Below are the records; pull every line that includes "content".
☆ ☆ ☆
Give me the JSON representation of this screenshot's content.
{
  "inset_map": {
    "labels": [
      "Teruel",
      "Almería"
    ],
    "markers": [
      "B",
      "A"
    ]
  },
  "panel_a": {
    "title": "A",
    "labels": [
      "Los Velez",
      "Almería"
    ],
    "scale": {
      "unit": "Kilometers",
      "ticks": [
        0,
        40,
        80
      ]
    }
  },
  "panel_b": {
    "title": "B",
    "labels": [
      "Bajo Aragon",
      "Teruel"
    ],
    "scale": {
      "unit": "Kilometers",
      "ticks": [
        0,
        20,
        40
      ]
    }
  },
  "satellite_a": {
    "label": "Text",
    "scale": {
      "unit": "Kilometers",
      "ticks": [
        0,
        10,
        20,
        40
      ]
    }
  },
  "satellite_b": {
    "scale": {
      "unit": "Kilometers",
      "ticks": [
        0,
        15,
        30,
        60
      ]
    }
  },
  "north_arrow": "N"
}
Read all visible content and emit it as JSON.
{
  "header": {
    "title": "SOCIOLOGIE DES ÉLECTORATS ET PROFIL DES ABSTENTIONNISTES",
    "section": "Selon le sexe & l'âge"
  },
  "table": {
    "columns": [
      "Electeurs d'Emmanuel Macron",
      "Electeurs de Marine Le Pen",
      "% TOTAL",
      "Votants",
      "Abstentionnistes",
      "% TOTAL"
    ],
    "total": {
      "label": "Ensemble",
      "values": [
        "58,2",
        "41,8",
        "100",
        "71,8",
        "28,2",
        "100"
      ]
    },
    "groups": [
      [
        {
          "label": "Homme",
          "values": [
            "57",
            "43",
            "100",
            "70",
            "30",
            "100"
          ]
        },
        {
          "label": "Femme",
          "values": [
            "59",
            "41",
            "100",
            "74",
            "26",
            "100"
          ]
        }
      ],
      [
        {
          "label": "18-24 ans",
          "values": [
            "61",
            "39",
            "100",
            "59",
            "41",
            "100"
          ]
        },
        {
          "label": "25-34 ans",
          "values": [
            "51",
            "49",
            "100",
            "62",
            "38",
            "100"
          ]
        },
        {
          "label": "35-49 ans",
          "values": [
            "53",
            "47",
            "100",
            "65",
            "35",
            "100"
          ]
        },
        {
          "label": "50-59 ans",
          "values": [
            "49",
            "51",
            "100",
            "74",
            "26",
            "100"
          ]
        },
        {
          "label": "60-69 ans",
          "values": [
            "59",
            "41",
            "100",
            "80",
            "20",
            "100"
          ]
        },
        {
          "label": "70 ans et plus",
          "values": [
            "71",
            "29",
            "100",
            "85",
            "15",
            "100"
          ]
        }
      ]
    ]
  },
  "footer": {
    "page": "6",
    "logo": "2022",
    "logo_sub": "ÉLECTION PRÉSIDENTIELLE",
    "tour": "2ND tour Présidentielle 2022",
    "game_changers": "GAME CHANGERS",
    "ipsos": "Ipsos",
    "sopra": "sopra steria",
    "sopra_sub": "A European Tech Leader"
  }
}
☆ ☆ ☆
◆ Exercise answer:
Give me the JSON representation of this screenshot's content.
Read all visible content and emit it as JSON.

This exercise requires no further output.